To do:
Reproduce the listing below word for word, with no pictures.

Recorded information:
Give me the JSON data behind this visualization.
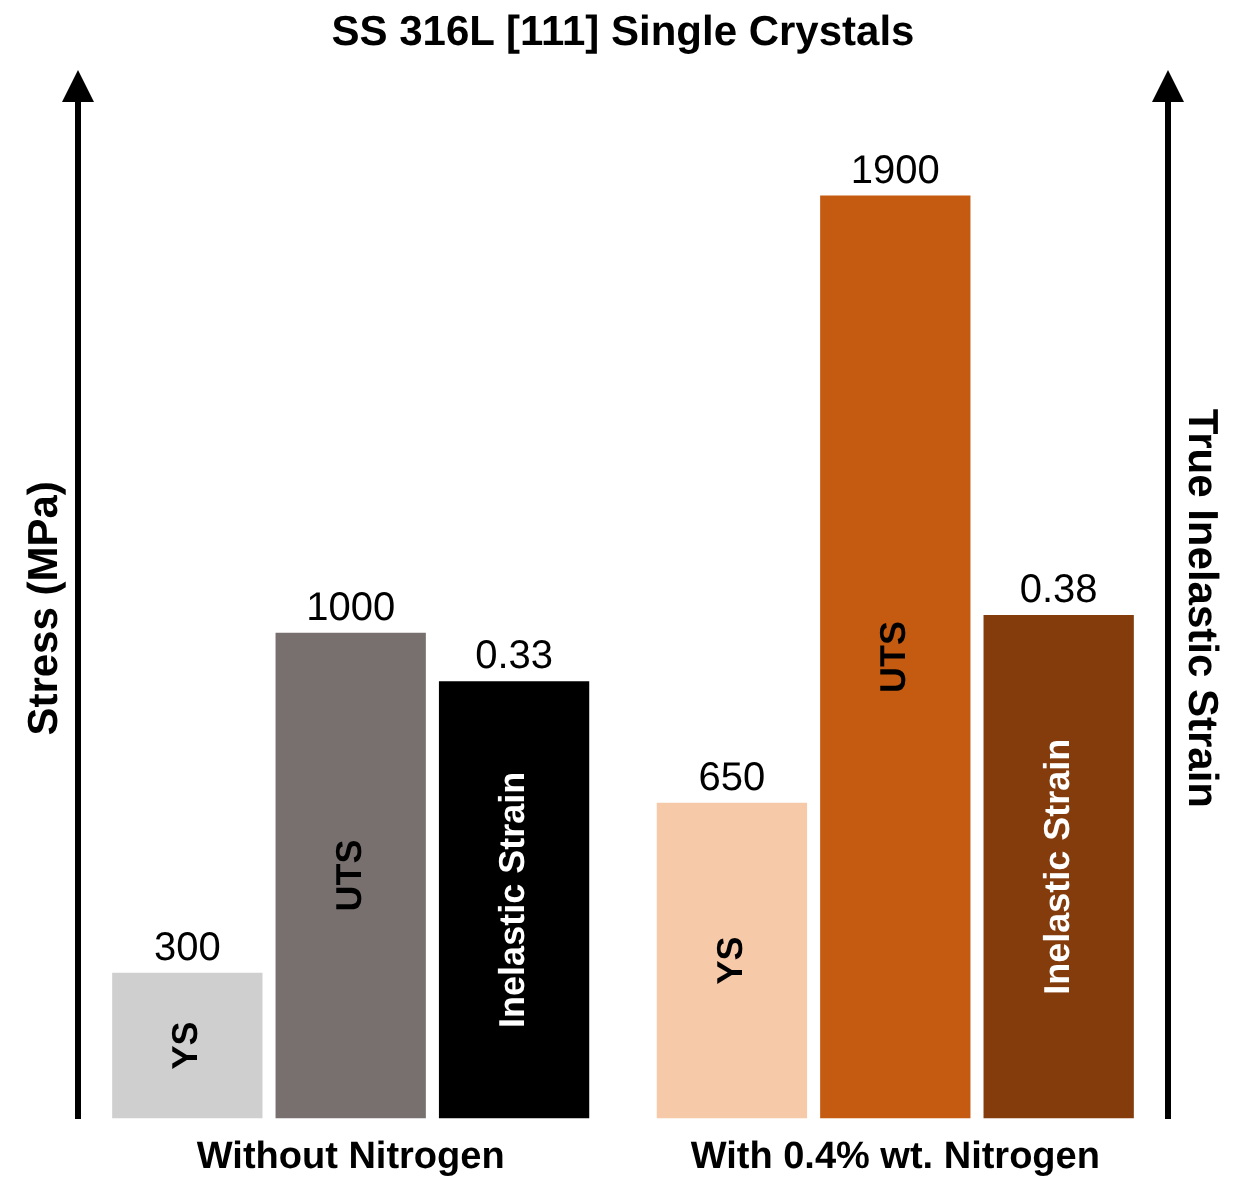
{
  "chart_data": {
    "type": "bar",
    "title": "SS 316L [111] Single Crystals",
    "ylabel": "Stress (MPa)",
    "y2label": "True Inelastic Strain",
    "categories": [
      "Without Nitrogen",
      "With 0.4% wt. Nitrogen"
    ],
    "series": [
      {
        "name": "YS",
        "colors": [
          "#d0cfcf",
          "#f6c9a8"
        ],
        "values": [
          300,
          650
        ]
      },
      {
        "name": "UTS",
        "colors": [
          "#77706f",
          "#c55a11"
        ],
        "values": [
          1000,
          1900
        ]
      },
      {
        "name": "Inelastic Strain",
        "colors": [
          "#000000",
          "#843c0c"
        ],
        "values": [
          0.33,
          0.38
        ],
        "axis": "y2"
      }
    ],
    "ylim": [
      0,
      2100
    ],
    "y2lim": [
      0,
      0.77
    ],
    "tick_labels": "x",
    "data_labels": true,
    "legend": false,
    "grid": false
  }
}
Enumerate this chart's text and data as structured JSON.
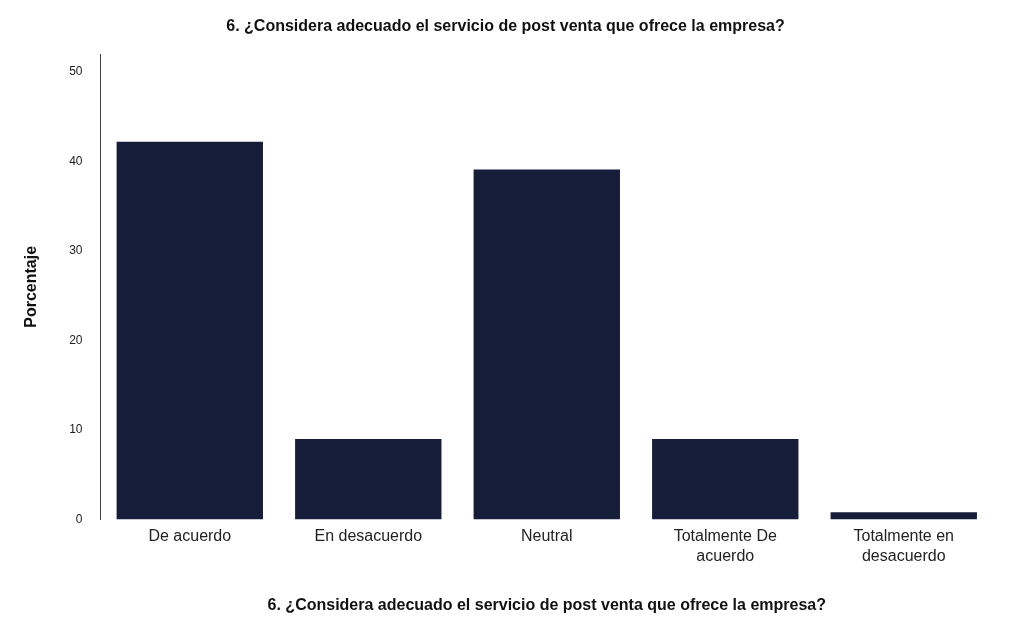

Solved problem:
Give me the JSON data behind this visualization.
{
  "chart_data": {
    "type": "bar",
    "title": "SS 316L [111] Single Crystals",
    "ylabel": "Stress (MPa)",
    "y2label": "True Inelastic Strain",
    "categories": [
      "Without Nitrogen",
      "With 0.4% wt. Nitrogen"
    ],
    "series": [
      {
        "name": "YS",
        "colors": [
          "#d0cfcf",
          "#f6c9a8"
        ],
        "values": [
          300,
          650
        ]
      },
      {
        "name": "UTS",
        "colors": [
          "#77706f",
          "#c55a11"
        ],
        "values": [
          1000,
          1900
        ]
      },
      {
        "name": "Inelastic Strain",
        "colors": [
          "#000000",
          "#843c0c"
        ],
        "values": [
          0.33,
          0.38
        ],
        "axis": "y2"
      }
    ],
    "ylim": [
      0,
      2100
    ],
    "y2lim": [
      0,
      0.77
    ],
    "tick_labels": "x",
    "data_labels": true,
    "legend": false,
    "grid": false
  }
}
Enumerate this chart's text and data as structured JSON.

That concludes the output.